(A block of data)
★ ★ ★ ★ ★
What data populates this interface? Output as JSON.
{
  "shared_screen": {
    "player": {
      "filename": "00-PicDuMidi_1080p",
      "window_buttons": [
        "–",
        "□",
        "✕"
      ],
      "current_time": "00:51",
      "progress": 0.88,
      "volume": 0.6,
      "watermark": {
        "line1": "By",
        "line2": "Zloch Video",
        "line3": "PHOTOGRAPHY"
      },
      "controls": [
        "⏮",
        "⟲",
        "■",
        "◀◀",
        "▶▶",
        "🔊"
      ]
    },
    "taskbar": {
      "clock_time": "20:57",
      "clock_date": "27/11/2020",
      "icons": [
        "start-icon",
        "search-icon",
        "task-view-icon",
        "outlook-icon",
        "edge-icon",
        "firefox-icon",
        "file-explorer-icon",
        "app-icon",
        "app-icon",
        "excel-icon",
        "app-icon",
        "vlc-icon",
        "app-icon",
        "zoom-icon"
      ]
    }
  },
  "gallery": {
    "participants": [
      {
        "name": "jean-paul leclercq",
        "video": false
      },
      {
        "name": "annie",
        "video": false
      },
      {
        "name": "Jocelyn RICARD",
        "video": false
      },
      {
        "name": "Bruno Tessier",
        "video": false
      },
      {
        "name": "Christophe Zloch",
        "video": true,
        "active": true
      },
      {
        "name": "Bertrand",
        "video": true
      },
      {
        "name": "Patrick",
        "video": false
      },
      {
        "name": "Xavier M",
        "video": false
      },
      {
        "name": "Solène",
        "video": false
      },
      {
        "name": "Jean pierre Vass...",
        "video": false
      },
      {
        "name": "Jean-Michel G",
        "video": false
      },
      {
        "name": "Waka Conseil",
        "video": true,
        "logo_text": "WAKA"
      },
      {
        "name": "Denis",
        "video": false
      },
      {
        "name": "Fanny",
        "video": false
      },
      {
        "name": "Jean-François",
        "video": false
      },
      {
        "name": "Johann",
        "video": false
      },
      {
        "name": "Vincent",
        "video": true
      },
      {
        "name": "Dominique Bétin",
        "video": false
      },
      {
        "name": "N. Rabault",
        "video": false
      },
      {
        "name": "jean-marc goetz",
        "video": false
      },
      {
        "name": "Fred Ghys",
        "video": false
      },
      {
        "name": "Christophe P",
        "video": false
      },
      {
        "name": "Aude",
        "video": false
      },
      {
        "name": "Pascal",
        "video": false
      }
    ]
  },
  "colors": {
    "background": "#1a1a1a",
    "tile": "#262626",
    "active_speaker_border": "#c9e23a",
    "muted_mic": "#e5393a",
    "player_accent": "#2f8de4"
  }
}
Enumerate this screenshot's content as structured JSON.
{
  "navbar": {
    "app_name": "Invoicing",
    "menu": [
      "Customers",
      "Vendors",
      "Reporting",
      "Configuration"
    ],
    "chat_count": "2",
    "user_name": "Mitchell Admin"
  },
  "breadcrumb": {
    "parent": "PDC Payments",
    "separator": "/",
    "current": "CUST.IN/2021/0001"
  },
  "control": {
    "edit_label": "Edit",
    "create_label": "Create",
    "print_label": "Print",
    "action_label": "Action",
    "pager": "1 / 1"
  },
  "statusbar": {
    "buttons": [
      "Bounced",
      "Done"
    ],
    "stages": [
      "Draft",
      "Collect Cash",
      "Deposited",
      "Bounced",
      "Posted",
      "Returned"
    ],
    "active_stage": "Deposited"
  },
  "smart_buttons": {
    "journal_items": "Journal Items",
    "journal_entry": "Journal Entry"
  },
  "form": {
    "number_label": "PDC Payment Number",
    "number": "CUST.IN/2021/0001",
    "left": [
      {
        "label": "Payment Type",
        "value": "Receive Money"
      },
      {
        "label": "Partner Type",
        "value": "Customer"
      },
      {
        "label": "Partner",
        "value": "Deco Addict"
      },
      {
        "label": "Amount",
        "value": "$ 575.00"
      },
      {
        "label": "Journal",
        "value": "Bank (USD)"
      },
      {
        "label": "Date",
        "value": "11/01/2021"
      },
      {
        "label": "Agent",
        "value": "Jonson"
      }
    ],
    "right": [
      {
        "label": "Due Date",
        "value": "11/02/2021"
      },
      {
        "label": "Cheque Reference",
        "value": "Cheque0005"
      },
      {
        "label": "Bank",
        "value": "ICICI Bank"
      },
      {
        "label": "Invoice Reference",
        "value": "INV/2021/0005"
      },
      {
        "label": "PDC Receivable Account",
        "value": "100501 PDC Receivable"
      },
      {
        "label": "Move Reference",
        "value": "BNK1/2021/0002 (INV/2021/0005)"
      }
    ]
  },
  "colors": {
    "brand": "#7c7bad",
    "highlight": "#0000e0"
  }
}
★ ★ ★ ★ ★
PROMPT. Show every line of the records above that contains the word "Bank".

ANSWER FOR THE TASK.
        "value": "Bank (USD)"
        "label": "Bank",
        "value": "ICICI Bank"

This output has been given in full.